## RECORDS SHOWN

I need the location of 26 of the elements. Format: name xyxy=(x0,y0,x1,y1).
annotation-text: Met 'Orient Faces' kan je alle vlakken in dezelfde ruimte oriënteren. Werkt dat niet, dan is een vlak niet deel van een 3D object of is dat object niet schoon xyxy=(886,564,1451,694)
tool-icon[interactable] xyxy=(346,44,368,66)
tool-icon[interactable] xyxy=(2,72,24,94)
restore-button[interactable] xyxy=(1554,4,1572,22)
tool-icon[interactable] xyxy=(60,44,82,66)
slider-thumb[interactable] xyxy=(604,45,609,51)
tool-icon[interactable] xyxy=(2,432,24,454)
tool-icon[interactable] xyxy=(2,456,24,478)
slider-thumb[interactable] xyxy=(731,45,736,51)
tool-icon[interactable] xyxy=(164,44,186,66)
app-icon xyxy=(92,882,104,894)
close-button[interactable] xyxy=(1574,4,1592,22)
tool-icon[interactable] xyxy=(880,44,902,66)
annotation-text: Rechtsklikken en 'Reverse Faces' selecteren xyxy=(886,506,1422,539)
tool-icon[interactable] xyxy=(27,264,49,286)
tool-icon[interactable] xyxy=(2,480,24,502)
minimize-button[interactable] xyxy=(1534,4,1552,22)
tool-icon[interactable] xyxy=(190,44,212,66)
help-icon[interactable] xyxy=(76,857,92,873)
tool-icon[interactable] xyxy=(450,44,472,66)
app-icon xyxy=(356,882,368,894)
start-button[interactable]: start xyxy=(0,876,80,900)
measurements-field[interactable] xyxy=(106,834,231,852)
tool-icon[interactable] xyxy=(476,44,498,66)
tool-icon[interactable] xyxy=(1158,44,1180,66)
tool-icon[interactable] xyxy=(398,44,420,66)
==
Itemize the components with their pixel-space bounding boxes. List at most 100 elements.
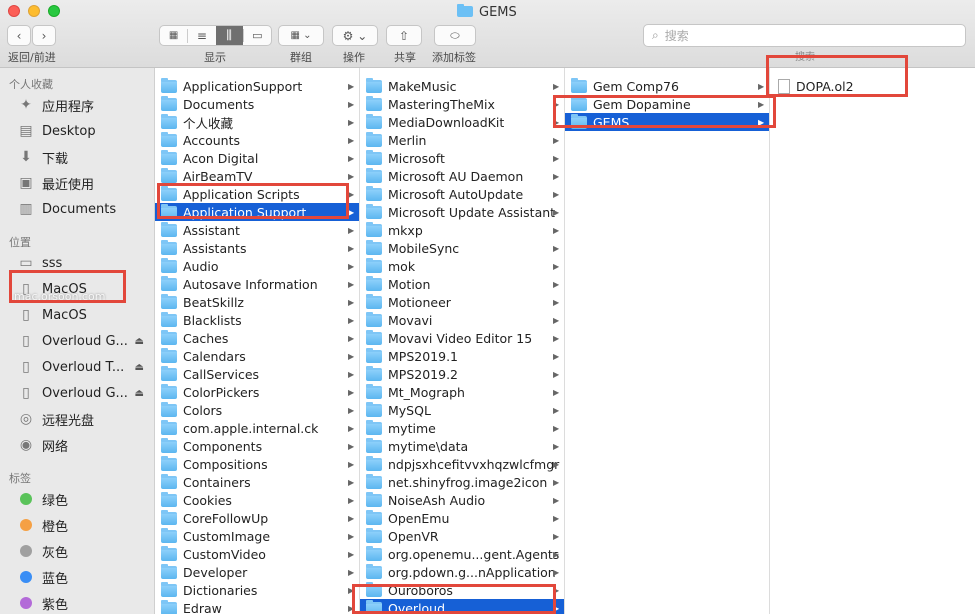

## WRITTEN EXERCISE
Rewrite the data starting at the line that contains "I need the location" and ending after the line that contains "tool-icon[interactable] xyxy=(2,432,24,454)", putting "toolbar-icon" wherever "tool-icon" appears and leaving everything else unchanged.

## WRITTEN REPLY
I need the location of 26 of the elements. Format: name xyxy=(x0,y0,x1,y1).
annotation-text: Met 'Orient Faces' kan je alle vlakken in dezelfde ruimte oriënteren. Werkt dat niet, dan is een vlak niet deel van een 3D object of is dat object niet schoon xyxy=(886,564,1451,694)
toolbar-icon[interactable] xyxy=(346,44,368,66)
toolbar-icon[interactable] xyxy=(2,72,24,94)
restore-button[interactable] xyxy=(1554,4,1572,22)
toolbar-icon[interactable] xyxy=(60,44,82,66)
slider-thumb[interactable] xyxy=(604,45,609,51)
toolbar-icon[interactable] xyxy=(2,432,24,454)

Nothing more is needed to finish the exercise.